What this task involves | Can you write out all of the material below, word for word?

═════ Supplied data ═════

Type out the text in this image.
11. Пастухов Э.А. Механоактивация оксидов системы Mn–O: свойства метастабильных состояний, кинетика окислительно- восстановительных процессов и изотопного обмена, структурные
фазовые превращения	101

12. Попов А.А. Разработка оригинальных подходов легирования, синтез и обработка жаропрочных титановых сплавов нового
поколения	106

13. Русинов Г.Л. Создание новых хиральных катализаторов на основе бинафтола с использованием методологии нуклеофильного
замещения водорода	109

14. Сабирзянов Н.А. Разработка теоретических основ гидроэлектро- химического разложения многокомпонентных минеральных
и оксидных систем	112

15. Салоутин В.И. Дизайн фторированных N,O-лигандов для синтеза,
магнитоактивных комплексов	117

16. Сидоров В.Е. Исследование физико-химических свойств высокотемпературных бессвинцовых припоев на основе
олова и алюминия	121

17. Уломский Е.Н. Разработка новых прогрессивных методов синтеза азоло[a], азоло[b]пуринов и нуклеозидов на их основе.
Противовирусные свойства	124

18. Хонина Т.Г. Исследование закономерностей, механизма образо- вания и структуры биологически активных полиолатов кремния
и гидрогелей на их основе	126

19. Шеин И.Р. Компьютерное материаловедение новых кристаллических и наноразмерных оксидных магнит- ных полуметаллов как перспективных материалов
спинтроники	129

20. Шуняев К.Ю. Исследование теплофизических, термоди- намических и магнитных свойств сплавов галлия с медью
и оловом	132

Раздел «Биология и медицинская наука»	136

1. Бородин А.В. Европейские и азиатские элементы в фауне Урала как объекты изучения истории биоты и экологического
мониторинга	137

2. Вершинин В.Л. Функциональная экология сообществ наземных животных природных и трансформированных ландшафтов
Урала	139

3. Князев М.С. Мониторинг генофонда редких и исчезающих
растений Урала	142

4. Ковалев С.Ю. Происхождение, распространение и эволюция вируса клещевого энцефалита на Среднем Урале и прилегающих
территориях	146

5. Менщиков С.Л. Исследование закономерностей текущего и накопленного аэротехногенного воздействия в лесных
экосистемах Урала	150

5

═════

Output for this exercise |
Type out the text in this image.
11. Пастухов Э.А. Механоактивация оксидов системы Mn–O: свойства метастабильных состояний, кинетика окислительно- восстановительных процессов и изотопного обмена, структурные
фазовые превращения	101

12. Попов А.А. Разработка оригинальных подходов легирования, синтез и обработка жаропрочных титановых сплавов нового
поколения	106

13. Русинов Г.Л. Создание новых хиральных катализаторов на основе бинафтола с использованием методологии нуклеофильного
замещения водорода	109

14. Сабирзянов Н.А. Разработка теоретических основ гидроэлектро- химического разложения многокомпонентных минеральных
и оксидных систем	112

15. Салоутин В.И. Дизайн фторированных N,O-лигандов для синтеза,
магнитоактивных комплексов	117

16. Сидоров В.Е. Исследование физико-химических свойств высокотемпературных бессвинцовых припоев на основе
олова и алюминия	121

17. Уломский Е.Н. Разработка новых прогрессивных методов синтеза азоло[a], азоло[b]пуринов и нуклеозидов на их основе.
Противовирусные свойства	124

18. Хонина Т.Г. Исследование закономерностей, механизма образо- вания и структуры биологически активных полиолатов кремния
и гидрогелей на их основе	126

19. Шеин И.Р. Компьютерное материаловедение новых кристаллических и наноразмерных оксидных магнит- ных полуметаллов как перспективных материалов
спинтроники	129

20. Шуняев К.Ю. Исследование теплофизических, термоди- намических и магнитных свойств сплавов галлия с медью
и оловом	132

Раздел «Биология и медицинская наука»	136

1. Бородин А.В. Европейские и азиатские элементы в фауне Урала как объекты изучения истории биоты и экологического
мониторинга	137

2. Вершинин В.Л. Функциональная экология сообществ наземных животных природных и трансформированных ландшафтов
Урала	139

3. Князев М.С. Мониторинг генофонда редких и исчезающих
растений Урала	142

4. Ковалев С.Ю. Происхождение, распространение и эволюция вируса клещевого энцефалита на Среднем Урале и прилегающих
территориях	146

5. Менщиков С.Л. Исследование закономерностей текущего и накопленного аэротехногенного воздействия в лесных
экосистемах Урала	150

5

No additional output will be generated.